▸ **Page text**:
□ □ □ □
Engels Was Right!
Organized Labor's Opposition to Chinese in the U.S.

Stanford M. Lyman Responds

[from New Politics, vol. 8, no. 1 (new series), whole no. 29, Summer 2000]

STANFORD M. LYMAN is Robert J. Morrow Eminent Scholar and Professor of Social Science at Florida Atlantic University. Author of numerous articles and books, his most recent book is Postmodernism and a Sociology of the Absurd and Other Essays on the "Nouvelle Vague" in American Social Science.


The most fundamental prejudices reside in the belief of not having any prejudices.

Pierre-Andre Targuieff,
Les fins de l'antiracism (1995), p. 197.

. . . [T]he true credit for the agitation against Oriental Immigration should go where it belongs -- to the pioneers of the trade union movement in San Francisco, Dennis Kearney, Frank Rooney, John O. Walsh, John I. Nolan, and many others of that day who in and out of season preached the gospel of exclusion of Orientals.

Proceedings of the Forty-third Annual Convention of the
California State Federation of Labor, Long Beach,
California, September 21-25, 1942, p. 226.

THERE ARE FIVE MAJOR POINTS TO GYORY'S RESPONSE to my analysis of his book1: [1] That my essay is part of an "ideological cold war [that] has erupted among historians of labor, immigration, and race"; [2] that the East Coast white workingmen's point of view on the coming of Chinese to the United States was limited to an opposition to "imported" as opposed to "immigrant" arrivals; [3] that the "motive force" behind the Chinese Exclusion Act was the opportunism of a few "national politicians" who seized upon the "race card" in "an effort to gain votes"; [4] that a true understanding of "race prejudice" is not demonstrated by showing "how prejudiced people were", but rather on "how they acted on this prejudice"; and [5] that "what happened after 1882 is irrelevant to the [Chinese Exclusion] law's passage." In this brief rejoinder, I shall address each of these points.
□ □ □ □
▸ **Record list**:

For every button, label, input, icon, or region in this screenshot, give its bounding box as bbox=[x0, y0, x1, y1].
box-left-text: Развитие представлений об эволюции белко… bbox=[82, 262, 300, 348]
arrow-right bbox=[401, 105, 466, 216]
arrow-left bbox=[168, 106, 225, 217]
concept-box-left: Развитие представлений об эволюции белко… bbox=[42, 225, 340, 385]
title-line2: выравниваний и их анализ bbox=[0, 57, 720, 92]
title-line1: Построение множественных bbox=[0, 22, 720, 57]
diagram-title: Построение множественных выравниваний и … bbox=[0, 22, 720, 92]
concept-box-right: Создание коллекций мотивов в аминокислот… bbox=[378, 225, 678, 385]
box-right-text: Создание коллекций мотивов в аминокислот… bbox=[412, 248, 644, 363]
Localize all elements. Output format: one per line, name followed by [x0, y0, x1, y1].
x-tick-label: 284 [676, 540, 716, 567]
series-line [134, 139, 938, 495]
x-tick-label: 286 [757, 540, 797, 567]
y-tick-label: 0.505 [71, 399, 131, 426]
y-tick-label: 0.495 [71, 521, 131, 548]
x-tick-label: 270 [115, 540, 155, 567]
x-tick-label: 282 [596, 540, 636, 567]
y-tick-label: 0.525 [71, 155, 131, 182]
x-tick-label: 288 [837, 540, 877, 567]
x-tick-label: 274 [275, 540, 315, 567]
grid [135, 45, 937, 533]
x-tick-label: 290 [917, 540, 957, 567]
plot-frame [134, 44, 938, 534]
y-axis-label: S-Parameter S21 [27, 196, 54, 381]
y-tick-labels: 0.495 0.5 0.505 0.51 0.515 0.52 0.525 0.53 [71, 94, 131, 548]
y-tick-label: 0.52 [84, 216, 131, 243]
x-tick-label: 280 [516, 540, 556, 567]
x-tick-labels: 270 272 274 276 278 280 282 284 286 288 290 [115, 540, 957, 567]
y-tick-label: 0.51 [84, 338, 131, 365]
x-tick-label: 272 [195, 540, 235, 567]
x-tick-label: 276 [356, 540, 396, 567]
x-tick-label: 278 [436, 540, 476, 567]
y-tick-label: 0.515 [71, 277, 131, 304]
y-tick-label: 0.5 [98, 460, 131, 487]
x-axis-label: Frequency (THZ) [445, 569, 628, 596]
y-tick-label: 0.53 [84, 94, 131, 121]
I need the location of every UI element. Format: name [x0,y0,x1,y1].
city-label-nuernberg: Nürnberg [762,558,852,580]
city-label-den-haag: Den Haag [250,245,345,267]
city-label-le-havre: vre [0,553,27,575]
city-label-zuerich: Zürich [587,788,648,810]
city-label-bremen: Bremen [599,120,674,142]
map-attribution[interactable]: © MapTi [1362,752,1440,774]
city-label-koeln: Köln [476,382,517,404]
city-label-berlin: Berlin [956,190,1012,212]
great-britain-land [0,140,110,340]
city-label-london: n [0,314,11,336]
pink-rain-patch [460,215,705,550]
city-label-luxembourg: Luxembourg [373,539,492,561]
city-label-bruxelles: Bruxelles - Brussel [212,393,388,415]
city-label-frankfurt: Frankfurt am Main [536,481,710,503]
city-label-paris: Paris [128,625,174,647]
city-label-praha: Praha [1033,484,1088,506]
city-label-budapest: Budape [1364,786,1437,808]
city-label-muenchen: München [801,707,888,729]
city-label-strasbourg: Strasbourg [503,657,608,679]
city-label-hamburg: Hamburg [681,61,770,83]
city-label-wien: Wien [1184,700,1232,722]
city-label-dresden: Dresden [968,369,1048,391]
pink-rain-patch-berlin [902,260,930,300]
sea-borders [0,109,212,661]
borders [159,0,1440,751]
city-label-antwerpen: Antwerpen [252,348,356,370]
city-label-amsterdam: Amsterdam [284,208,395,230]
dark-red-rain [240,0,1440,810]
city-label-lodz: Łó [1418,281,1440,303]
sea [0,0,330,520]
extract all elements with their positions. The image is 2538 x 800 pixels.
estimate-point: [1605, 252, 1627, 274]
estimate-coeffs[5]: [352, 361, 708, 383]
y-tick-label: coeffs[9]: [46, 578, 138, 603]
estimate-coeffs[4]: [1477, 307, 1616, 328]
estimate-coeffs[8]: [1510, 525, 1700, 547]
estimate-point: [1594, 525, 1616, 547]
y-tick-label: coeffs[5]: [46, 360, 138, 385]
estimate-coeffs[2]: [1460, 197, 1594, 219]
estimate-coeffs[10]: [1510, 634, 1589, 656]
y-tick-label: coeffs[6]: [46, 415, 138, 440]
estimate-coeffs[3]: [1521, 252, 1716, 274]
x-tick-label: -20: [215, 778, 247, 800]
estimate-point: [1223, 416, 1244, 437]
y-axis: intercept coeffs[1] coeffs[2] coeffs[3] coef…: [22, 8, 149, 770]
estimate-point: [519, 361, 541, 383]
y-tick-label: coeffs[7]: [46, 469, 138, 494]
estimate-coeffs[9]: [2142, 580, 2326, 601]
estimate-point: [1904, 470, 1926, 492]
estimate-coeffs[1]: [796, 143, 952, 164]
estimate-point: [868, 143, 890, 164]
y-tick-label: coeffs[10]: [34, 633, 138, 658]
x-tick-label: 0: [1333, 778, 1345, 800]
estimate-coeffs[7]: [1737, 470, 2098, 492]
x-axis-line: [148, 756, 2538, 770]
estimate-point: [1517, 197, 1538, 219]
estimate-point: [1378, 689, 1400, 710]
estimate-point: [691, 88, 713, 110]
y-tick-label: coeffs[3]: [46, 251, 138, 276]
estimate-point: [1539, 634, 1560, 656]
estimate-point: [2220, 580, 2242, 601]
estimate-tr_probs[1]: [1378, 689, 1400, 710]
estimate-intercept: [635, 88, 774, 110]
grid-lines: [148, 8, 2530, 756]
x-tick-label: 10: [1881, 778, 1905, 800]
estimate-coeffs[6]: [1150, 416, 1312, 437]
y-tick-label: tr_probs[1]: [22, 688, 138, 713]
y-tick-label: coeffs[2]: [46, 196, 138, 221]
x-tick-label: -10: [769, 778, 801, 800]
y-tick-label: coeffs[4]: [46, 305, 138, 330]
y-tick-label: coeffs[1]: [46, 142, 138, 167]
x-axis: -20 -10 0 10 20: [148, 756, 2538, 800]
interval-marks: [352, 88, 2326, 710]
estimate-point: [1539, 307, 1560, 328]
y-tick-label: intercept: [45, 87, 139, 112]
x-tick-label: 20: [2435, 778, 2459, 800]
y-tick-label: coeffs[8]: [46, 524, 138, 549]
□ □ □ □
▸ **Instructions**:
[A] Repeat the passage of the essay on labor's opposition to Chinese immigration starting with "Stanford M. Lyman Responds" and going on through "having any prejudices.".
[B] Go on with the essay on labor's opposition to Chinese immigration from the point where it stops.

▸ **Responses per task**:
[A]
Stanford M. Lyman Responds

[from New Politics, vol. 8, no. 1 (new series), whole no. 29, Summer 2000]

STANFORD M. LYMAN is Robert J. Morrow Eminent Scholar and Professor of Social Science at Florida Atlantic University. Author of numerous articles and books, his most recent book is Postmodernism and a Sociology of the Absurd and Other Essays on the "Nouvelle Vague" in American Social Science.


The most fundamental prejudices reside in the belief of not having any prejudices.

[B]
The "Cold War" in American Labor History

THAT THERE MIGHT BE A "COLD WAR" IN CURRENT AMERICAN LABOR HISTORY is not without some significance. But, the history of a struggle to understand the role of race and labor conflicts in American society is not new and antedates the current debate by 200 years. Indeed, it is part of the deliberations over and investigations of "American exceptionalism," i.e., the extent to which America is "different" from Europe and not merely an extension of the cultures, conflicts, and casuistries that arose on that side of the Atlantic.2 One element of the debate over this "difference," one that has been given increasing attention of late, is a consideration of the role of "race," "race relations," and "race conflicts" in shaping American institutions, laws, customs, and ways of life.3 Whether "race" distinctions -- defined rather broadly to include divisions among "whites" and "non- whites," "Anglos" and "non-Anglos," " European settlers" and pre-Columbian "Native Americans (Indians)", "Europeans" and "Africans," and "Europeans" and "Asians" -- have been more significant than "class," "gender," or "sexual preference" in defining the rights, opportunities, and life-chances of the peoples coming to or already settled in the United States, is, of course, still a matter in dispute, but there is more and more evidence and interpretation in favor of assigning race a, if not the, foremost place.4

Of all American institutions where an order based on race and color would predominate, none emerged more clearly than those governing marriage and work. Space does not permit me to discuss the former, but it should be noted that at one time 39 States of the United States forbade marriage across the "color line," of which 13 included provisions barring the marriage of whites to "Mongolians." 5 My concern here, however, must be limited to the world of unionized work, where, despite what Messrs. Gyory, Laurie, Arnesen, and the late Professor Gutman seek to have us believe, there has been erected an only occasionally breached wall of separation, exclusion, and eviction directed against non- white, non-Anglo male and female laborers.6 Among those so treated have been Chinese workingmen and women, who not only were barred from membership in most of the unions organized in the heyday of burgeoning trade-union organization -- the notable exception being the Industrial Workers of the World -- but also excluded by law from coming to the United States and denied the right to naturalization from 1882 to 1943. The harshness of their situation -- later to be reinforced by the treatment accorded to Japanese and other Asian peoples coming to America -- was in no significant way mitigated by the attitudes or actions of the mainstream elements of organized labor.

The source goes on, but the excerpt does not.